_YOUR INSTRUCTIONS_: Could you repeat the records below exactly, leaving out any pictures?

-- start of DATA ENTRIES --

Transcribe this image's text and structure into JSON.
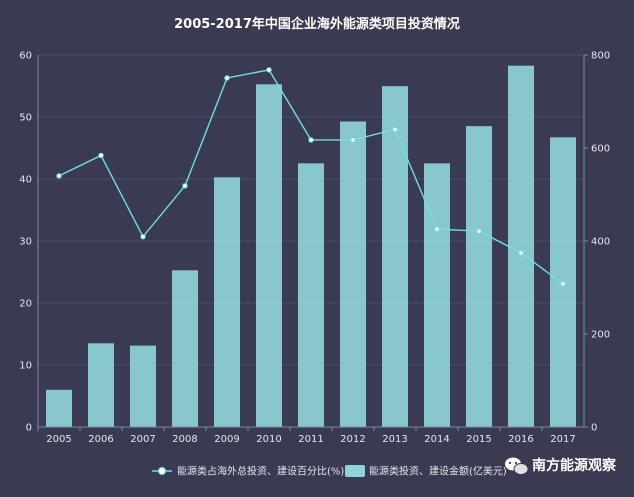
{
  "chart_data": {
    "type": "bar+line",
    "title": "2005-2017年中国企业海外能源类项目投资情况",
    "categories": [
      "2005",
      "2006",
      "2007",
      "2008",
      "2009",
      "2010",
      "2011",
      "2012",
      "2013",
      "2014",
      "2015",
      "2016",
      "2017"
    ],
    "series": [
      {
        "name": "能源类投资、建设金额(亿美元)",
        "type": "bar",
        "axis": "right",
        "values": [
          80,
          180,
          175,
          337,
          537,
          737,
          567,
          657,
          733,
          567,
          647,
          777,
          623
        ]
      },
      {
        "name": "能源类占海外总投资、建设百分比(%)",
        "type": "line",
        "axis": "left",
        "values": [
          40.5,
          43.8,
          30.7,
          38.9,
          56.3,
          57.6,
          46.3,
          46.3,
          48.0,
          31.9,
          31.6,
          28.1,
          23.1
        ]
      }
    ],
    "y_left": {
      "ylim": [
        0,
        60
      ],
      "ticks": [
        "0",
        "10",
        "20",
        "30",
        "40",
        "50",
        "60"
      ]
    },
    "y_right": {
      "ylim": [
        0,
        800
      ],
      "ticks": [
        "0",
        "200",
        "400",
        "600",
        "800"
      ]
    },
    "grid": true,
    "legend_position": "bottom"
  },
  "watermark": {
    "text": "南方能源观察",
    "icon": "wechat-icon"
  },
  "colors": {
    "background": "#3a3a52",
    "bar": "#8ed4d8",
    "line": "#6fe0e6"
  }
}
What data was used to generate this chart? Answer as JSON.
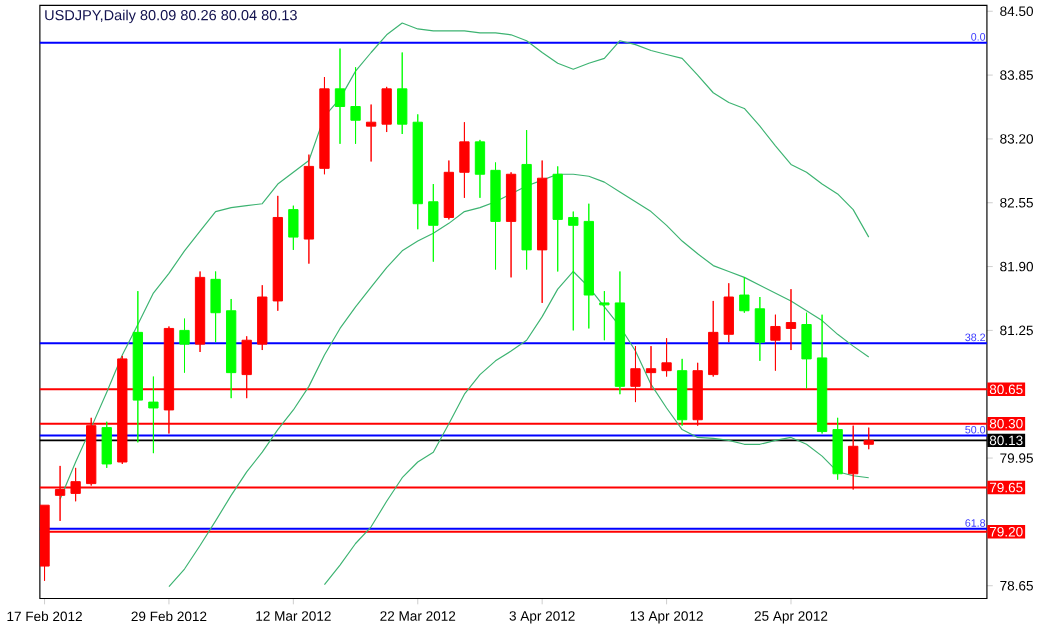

-- end of DATA ENTRIES --

_WRITTEN ANSWER_:
Transcribe this image's text and structure into JSON.
{
  "chart_data": {
    "type": "bar+line",
    "title": "2005-2017年中国企业海外能源类项目投资情况",
    "categories": [
      "2005",
      "2006",
      "2007",
      "2008",
      "2009",
      "2010",
      "2011",
      "2012",
      "2013",
      "2014",
      "2015",
      "2016",
      "2017"
    ],
    "series": [
      {
        "name": "能源类投资、建设金额(亿美元)",
        "type": "bar",
        "axis": "right",
        "values": [
          80,
          180,
          175,
          337,
          537,
          737,
          567,
          657,
          733,
          567,
          647,
          777,
          623
        ]
      },
      {
        "name": "能源类占海外总投资、建设百分比(%)",
        "type": "line",
        "axis": "left",
        "values": [
          40.5,
          43.8,
          30.7,
          38.9,
          56.3,
          57.6,
          46.3,
          46.3,
          48.0,
          31.9,
          31.6,
          28.1,
          23.1
        ]
      }
    ],
    "y_left": {
      "ylim": [
        0,
        60
      ],
      "ticks": [
        "0",
        "10",
        "20",
        "30",
        "40",
        "50",
        "60"
      ]
    },
    "y_right": {
      "ylim": [
        0,
        800
      ],
      "ticks": [
        "0",
        "200",
        "400",
        "600",
        "800"
      ]
    },
    "grid": true,
    "legend_position": "bottom"
  },
  "watermark": {
    "text": "南方能源观察",
    "icon": "wechat-icon"
  },
  "colors": {
    "background": "#3a3a52",
    "bar": "#8ed4d8",
    "line": "#6fe0e6"
  }
}
What data was used to generate this chart? Answer as JSON.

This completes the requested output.